### EXERCISE OBJECTIVE
Search the entries below. Return every line that has "canopy" in it.

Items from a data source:

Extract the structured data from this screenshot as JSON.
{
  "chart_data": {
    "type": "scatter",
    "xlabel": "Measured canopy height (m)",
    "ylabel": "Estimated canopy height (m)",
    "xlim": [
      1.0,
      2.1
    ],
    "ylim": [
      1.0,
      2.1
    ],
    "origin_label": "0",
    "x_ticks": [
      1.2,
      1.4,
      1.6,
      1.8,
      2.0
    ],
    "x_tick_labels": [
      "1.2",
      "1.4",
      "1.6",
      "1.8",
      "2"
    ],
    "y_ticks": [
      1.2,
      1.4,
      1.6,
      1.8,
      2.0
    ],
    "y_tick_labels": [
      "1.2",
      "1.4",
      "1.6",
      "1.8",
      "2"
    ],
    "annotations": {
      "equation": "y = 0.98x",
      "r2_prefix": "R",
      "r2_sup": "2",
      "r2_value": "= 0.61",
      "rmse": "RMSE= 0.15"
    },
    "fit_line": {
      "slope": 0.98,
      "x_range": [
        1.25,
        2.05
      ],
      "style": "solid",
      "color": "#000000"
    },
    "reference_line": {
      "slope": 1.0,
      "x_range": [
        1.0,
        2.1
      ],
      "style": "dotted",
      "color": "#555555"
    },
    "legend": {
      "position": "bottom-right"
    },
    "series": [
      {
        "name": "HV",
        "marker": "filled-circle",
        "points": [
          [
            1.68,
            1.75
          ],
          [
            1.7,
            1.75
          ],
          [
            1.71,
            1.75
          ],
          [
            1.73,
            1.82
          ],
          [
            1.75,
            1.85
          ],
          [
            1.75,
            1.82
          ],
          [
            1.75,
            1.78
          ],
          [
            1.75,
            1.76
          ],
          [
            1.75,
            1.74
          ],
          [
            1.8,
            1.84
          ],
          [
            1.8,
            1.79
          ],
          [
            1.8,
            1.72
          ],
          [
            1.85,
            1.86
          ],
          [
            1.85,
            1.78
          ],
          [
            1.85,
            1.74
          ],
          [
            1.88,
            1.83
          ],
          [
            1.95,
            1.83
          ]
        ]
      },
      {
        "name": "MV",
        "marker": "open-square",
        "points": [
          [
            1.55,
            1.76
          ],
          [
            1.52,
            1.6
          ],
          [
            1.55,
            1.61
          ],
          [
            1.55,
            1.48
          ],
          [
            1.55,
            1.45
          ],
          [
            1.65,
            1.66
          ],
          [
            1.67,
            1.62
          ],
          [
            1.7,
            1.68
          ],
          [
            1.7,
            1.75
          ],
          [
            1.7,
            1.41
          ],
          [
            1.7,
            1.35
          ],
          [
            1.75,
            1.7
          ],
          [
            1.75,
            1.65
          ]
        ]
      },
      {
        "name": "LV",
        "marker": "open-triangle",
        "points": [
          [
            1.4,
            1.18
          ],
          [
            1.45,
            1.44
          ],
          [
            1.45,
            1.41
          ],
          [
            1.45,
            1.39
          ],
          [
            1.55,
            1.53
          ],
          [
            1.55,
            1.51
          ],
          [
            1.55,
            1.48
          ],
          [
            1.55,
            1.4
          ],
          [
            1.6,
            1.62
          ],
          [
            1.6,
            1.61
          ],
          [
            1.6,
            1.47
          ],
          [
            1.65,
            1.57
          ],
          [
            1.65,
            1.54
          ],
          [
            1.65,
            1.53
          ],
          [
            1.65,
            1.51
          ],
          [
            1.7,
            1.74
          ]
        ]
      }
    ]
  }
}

### EXERCISE RESULT
    "xlabel": "Measured canopy height (m)",
    "ylabel": "Estimated canopy height (m)",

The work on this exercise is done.